● What the task asks: Your task is to repeat the entries underneath exactly, minus the pictures.
***
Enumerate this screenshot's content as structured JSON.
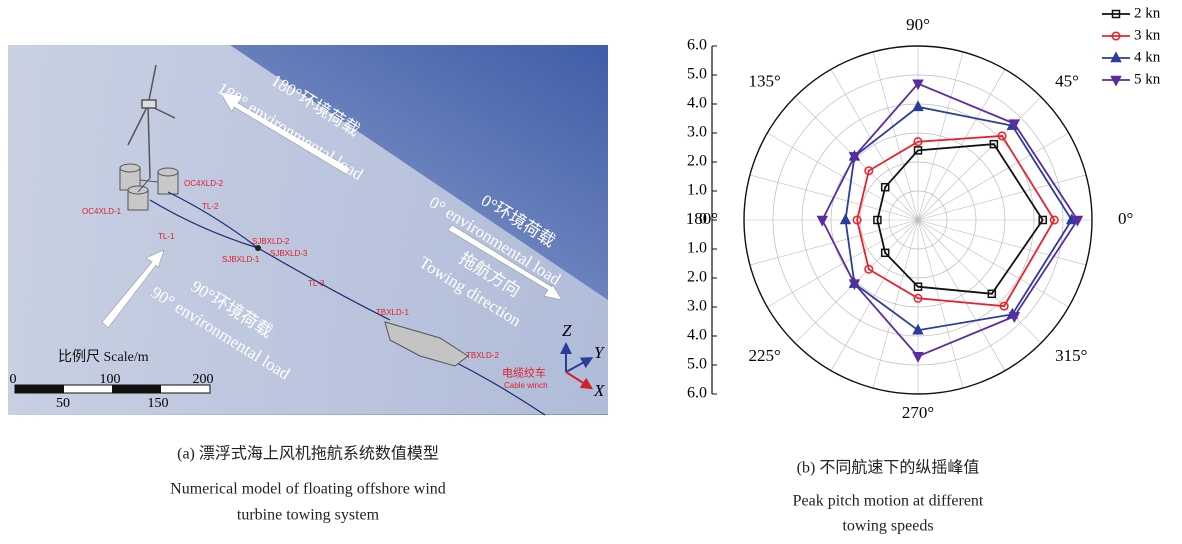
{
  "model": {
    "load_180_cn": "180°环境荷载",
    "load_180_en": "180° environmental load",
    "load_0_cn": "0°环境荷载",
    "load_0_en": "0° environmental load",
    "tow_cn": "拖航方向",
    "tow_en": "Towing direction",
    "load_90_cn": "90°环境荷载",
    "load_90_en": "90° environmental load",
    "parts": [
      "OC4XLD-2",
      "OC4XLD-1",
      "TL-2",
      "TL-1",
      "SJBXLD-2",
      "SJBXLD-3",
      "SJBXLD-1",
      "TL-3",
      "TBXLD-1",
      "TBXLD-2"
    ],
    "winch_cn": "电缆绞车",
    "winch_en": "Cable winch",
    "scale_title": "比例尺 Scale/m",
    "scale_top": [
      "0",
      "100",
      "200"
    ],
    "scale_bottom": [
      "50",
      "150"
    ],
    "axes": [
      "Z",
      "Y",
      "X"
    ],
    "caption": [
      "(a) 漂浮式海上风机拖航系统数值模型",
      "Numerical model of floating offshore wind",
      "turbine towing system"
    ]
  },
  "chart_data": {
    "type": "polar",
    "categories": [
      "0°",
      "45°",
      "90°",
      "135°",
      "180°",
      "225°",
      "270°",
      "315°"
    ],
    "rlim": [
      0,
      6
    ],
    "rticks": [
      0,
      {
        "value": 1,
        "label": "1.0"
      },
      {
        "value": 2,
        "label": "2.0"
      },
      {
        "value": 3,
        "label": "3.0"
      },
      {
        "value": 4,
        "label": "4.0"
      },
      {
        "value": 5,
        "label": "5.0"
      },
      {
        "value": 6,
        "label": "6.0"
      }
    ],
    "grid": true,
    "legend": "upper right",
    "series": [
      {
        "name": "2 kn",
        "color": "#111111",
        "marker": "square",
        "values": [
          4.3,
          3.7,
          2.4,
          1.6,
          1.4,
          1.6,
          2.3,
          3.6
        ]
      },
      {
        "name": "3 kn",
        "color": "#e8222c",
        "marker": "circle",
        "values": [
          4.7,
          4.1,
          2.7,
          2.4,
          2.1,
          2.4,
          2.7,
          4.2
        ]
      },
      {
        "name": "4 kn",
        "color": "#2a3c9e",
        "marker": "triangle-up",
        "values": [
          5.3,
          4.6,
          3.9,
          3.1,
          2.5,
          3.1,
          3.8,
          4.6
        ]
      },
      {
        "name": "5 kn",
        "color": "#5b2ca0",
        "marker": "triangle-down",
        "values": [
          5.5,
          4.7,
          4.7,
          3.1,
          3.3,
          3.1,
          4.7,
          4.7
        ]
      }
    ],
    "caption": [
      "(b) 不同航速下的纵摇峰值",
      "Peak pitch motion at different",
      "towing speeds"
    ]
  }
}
***
● Response:
Enumerate this screenshot's content as structured JSON.
{
  "model": {
    "load_180_cn": "180°环境荷载",
    "load_180_en": "180° environmental load",
    "load_0_cn": "0°环境荷载",
    "load_0_en": "0° environmental load",
    "tow_cn": "拖航方向",
    "tow_en": "Towing direction",
    "load_90_cn": "90°环境荷载",
    "load_90_en": "90° environmental load",
    "parts": [
      "OC4XLD-2",
      "OC4XLD-1",
      "TL-2",
      "TL-1",
      "SJBXLD-2",
      "SJBXLD-3",
      "SJBXLD-1",
      "TL-3",
      "TBXLD-1",
      "TBXLD-2"
    ],
    "winch_cn": "电缆绞车",
    "winch_en": "Cable winch",
    "scale_title": "比例尺 Scale/m",
    "scale_top": [
      "0",
      "100",
      "200"
    ],
    "scale_bottom": [
      "50",
      "150"
    ],
    "axes": [
      "Z",
      "Y",
      "X"
    ],
    "caption": [
      "(a) 漂浮式海上风机拖航系统数值模型",
      "Numerical model of floating offshore wind",
      "turbine towing system"
    ]
  },
  "chart_data": {
    "type": "polar",
    "categories": [
      "0°",
      "45°",
      "90°",
      "135°",
      "180°",
      "225°",
      "270°",
      "315°"
    ],
    "rlim": [
      0,
      6
    ],
    "rticks": [
      0,
      {
        "value": 1,
        "label": "1.0"
      },
      {
        "value": 2,
        "label": "2.0"
      },
      {
        "value": 3,
        "label": "3.0"
      },
      {
        "value": 4,
        "label": "4.0"
      },
      {
        "value": 5,
        "label": "5.0"
      },
      {
        "value": 6,
        "label": "6.0"
      }
    ],
    "grid": true,
    "legend": "upper right",
    "series": [
      {
        "name": "2 kn",
        "color": "#111111",
        "marker": "square",
        "values": [
          4.3,
          3.7,
          2.4,
          1.6,
          1.4,
          1.6,
          2.3,
          3.6
        ]
      },
      {
        "name": "3 kn",
        "color": "#e8222c",
        "marker": "circle",
        "values": [
          4.7,
          4.1,
          2.7,
          2.4,
          2.1,
          2.4,
          2.7,
          4.2
        ]
      },
      {
        "name": "4 kn",
        "color": "#2a3c9e",
        "marker": "triangle-up",
        "values": [
          5.3,
          4.6,
          3.9,
          3.1,
          2.5,
          3.1,
          3.8,
          4.6
        ]
      },
      {
        "name": "5 kn",
        "color": "#5b2ca0",
        "marker": "triangle-down",
        "values": [
          5.5,
          4.7,
          4.7,
          3.1,
          3.3,
          3.1,
          4.7,
          4.7
        ]
      }
    ],
    "caption": [
      "(b) 不同航速下的纵摇峰值",
      "Peak pitch motion at different",
      "towing speeds"
    ]
  }
}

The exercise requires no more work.